Data for the task.
__________________________________________________

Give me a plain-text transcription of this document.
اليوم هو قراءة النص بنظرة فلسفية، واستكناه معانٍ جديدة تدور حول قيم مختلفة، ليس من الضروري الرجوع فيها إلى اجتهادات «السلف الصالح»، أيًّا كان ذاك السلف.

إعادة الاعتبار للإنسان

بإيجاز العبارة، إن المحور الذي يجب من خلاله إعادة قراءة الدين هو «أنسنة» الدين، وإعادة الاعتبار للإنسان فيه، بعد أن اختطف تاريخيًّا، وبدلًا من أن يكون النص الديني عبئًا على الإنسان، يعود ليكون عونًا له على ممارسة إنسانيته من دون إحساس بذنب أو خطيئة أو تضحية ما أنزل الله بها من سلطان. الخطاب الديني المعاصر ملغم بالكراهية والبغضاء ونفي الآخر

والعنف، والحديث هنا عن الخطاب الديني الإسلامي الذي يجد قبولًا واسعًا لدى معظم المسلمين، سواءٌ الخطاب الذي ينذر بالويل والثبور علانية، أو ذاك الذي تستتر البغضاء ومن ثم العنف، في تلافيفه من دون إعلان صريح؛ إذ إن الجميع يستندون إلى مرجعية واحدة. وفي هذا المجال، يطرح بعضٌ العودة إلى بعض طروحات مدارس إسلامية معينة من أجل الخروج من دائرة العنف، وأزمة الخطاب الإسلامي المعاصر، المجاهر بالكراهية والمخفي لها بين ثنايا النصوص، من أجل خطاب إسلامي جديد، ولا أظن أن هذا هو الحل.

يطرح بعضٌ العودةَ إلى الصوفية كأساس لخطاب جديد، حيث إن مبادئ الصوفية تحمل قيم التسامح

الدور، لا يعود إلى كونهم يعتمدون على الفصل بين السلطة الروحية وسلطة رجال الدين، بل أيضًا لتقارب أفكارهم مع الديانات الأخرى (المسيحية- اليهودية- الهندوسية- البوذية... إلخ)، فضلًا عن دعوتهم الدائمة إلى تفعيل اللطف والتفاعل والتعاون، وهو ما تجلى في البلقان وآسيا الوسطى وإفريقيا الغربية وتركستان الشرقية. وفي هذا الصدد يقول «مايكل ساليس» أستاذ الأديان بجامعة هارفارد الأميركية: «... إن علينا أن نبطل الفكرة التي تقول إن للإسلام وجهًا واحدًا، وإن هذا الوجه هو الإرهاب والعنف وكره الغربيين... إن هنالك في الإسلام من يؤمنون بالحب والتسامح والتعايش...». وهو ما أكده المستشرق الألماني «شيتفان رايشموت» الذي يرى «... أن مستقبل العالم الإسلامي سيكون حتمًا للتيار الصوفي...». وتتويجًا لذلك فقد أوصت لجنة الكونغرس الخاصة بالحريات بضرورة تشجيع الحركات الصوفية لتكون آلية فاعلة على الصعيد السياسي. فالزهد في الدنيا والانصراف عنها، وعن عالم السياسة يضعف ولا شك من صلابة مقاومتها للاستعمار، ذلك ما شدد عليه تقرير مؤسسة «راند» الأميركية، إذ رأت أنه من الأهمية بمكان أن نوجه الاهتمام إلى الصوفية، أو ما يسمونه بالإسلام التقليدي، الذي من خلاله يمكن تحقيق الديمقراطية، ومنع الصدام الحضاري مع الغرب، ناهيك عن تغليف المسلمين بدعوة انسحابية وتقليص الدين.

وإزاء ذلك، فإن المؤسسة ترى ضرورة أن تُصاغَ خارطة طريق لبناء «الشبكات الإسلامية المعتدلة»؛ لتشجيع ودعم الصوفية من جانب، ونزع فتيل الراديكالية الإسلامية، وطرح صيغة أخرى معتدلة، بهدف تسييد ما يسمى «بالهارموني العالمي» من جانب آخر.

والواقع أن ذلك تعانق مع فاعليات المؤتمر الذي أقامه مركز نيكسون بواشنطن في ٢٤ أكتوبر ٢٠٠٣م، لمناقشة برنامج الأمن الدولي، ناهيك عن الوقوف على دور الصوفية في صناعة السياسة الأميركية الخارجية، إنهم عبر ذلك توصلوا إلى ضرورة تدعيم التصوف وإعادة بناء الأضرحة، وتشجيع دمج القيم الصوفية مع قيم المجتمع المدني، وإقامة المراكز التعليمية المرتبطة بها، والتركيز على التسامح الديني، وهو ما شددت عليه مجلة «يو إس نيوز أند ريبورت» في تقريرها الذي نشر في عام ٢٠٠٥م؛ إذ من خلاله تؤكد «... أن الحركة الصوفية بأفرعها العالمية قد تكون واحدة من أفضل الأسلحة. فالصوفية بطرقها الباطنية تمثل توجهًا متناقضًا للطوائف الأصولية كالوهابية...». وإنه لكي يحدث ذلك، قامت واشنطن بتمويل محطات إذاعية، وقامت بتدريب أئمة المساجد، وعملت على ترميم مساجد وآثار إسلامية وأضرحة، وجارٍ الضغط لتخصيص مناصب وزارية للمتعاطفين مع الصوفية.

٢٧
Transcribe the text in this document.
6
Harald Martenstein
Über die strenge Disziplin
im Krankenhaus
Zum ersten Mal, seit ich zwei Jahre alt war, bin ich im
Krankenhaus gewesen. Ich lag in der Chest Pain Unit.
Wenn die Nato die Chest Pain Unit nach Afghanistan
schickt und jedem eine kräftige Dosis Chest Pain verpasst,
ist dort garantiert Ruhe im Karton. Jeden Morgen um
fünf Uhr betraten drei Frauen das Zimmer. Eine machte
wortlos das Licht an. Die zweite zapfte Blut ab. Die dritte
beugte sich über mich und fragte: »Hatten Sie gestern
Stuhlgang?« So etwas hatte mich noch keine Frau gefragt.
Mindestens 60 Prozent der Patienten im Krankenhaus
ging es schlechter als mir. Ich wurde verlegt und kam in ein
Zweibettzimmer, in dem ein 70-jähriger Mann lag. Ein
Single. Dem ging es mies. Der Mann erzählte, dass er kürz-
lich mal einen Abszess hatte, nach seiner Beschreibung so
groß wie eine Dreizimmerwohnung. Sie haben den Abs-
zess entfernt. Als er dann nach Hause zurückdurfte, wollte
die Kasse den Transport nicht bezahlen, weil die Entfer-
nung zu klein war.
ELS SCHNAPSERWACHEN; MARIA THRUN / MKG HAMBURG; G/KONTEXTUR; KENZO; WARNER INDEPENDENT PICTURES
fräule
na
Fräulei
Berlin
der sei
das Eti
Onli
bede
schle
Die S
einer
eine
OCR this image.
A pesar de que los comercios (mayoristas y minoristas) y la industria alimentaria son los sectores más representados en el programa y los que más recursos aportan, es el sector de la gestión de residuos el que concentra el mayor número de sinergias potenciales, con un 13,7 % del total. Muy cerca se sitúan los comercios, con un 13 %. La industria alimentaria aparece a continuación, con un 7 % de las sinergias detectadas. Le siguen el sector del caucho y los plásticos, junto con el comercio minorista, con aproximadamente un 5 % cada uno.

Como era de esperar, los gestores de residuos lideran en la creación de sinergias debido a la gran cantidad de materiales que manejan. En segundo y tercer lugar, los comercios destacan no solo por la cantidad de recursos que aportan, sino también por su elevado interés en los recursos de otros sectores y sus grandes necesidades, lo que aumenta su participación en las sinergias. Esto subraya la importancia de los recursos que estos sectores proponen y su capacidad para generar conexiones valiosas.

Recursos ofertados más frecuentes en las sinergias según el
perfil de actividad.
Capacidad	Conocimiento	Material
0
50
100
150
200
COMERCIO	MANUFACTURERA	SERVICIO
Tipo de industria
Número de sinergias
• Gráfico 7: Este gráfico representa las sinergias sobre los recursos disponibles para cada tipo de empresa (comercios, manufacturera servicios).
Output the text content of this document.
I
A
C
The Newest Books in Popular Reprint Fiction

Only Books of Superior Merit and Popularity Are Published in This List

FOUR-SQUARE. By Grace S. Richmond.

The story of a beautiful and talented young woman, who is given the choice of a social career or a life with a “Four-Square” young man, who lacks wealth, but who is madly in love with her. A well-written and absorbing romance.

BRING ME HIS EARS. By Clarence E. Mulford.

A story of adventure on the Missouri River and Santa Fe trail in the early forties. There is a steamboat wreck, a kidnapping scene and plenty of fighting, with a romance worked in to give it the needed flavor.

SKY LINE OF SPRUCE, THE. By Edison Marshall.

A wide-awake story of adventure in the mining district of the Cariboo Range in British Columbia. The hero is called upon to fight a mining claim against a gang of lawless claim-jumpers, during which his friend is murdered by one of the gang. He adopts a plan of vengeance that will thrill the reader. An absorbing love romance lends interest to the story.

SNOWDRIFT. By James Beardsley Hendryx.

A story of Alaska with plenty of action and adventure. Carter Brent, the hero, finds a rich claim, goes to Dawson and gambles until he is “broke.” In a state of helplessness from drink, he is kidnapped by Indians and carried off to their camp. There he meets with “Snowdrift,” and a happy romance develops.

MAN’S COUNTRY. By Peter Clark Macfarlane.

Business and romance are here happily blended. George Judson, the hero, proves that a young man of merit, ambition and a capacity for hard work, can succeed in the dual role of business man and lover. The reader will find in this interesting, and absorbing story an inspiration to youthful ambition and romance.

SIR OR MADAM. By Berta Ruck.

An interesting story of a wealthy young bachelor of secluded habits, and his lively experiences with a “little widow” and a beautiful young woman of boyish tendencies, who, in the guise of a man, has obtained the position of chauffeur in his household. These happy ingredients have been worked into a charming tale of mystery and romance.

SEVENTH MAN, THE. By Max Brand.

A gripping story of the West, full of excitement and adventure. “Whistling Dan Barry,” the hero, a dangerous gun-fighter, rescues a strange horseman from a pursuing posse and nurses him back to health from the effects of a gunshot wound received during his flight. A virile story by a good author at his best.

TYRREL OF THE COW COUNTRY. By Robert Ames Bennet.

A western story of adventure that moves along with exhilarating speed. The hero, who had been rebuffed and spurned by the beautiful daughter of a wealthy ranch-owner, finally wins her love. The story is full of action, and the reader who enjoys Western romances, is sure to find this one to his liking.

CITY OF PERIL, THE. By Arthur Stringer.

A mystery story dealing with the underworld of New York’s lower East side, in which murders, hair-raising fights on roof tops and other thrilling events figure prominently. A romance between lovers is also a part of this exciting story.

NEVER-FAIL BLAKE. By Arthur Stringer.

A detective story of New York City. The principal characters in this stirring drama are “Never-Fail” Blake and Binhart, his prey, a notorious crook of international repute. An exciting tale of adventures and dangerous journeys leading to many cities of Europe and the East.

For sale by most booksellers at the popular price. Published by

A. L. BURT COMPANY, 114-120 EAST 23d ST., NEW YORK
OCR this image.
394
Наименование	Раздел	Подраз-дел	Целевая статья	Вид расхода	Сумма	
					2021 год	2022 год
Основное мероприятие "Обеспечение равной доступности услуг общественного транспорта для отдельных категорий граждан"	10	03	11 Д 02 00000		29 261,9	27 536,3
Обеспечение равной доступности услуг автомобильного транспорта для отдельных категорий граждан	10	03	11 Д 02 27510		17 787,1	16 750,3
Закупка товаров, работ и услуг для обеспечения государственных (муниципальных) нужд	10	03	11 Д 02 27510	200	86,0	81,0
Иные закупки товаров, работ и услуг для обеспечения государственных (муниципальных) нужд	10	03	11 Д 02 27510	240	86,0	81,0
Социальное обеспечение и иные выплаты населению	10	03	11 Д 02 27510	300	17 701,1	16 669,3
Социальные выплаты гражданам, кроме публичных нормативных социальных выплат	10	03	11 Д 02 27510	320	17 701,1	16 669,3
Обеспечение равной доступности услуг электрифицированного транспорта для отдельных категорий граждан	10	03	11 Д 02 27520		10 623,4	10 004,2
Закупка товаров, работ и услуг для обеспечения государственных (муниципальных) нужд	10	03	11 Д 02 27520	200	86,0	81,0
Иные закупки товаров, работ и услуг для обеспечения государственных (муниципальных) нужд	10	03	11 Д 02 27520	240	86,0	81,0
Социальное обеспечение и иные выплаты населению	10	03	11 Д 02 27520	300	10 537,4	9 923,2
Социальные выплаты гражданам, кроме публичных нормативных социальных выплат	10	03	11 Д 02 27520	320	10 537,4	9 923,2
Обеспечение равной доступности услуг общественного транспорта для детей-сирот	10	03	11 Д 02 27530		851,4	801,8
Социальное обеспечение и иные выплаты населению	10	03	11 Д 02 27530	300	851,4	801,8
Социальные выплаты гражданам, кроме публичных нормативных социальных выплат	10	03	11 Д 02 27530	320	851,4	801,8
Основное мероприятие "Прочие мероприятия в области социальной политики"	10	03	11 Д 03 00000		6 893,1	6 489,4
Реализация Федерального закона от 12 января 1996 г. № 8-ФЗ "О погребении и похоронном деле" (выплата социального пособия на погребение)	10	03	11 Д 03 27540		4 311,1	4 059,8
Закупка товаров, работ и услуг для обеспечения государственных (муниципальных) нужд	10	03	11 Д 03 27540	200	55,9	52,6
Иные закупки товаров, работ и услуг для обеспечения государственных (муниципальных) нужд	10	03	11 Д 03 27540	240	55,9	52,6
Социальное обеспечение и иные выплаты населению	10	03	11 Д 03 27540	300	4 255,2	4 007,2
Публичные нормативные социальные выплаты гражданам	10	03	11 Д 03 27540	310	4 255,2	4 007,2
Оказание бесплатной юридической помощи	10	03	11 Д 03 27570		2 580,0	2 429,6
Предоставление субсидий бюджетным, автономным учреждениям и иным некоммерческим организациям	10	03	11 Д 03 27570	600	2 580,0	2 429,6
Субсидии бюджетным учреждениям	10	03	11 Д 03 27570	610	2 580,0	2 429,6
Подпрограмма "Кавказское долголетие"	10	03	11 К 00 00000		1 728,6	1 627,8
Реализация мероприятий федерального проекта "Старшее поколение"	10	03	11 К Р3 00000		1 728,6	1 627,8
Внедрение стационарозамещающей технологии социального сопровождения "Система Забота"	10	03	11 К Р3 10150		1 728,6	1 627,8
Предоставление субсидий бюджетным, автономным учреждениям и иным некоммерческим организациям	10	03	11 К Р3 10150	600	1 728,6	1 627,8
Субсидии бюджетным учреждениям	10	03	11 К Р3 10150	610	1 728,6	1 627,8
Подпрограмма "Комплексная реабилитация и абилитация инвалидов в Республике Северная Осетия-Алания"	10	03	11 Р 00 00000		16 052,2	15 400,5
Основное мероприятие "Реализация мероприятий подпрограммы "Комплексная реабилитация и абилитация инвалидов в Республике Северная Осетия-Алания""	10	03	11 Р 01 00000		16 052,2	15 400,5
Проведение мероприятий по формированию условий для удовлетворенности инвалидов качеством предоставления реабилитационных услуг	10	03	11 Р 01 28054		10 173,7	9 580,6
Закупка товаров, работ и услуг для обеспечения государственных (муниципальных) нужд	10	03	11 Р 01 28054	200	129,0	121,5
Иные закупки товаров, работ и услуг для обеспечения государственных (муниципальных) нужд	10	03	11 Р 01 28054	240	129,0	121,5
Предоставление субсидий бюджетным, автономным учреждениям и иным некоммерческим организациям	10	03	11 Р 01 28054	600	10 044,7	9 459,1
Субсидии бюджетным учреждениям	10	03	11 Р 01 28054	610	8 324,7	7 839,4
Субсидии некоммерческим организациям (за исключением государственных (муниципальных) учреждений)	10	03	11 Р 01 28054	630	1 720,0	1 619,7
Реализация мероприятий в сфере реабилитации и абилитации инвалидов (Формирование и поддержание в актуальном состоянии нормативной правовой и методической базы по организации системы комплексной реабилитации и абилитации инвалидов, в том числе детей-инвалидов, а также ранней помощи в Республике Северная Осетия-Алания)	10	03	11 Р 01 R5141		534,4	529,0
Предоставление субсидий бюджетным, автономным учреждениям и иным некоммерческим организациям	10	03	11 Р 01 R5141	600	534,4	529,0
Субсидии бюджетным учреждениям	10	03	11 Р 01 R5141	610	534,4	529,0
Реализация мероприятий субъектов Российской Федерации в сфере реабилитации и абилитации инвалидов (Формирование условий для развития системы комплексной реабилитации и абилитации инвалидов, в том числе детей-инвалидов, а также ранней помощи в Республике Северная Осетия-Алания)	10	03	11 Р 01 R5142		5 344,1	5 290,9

__________________________________________________

Goal of the exercise. Out of the preceding entries, pull every line containing the string "document".

Full response.
Give me a plain-text transcription of this document.
Transcribe the text in this document.
Output the text content of this document.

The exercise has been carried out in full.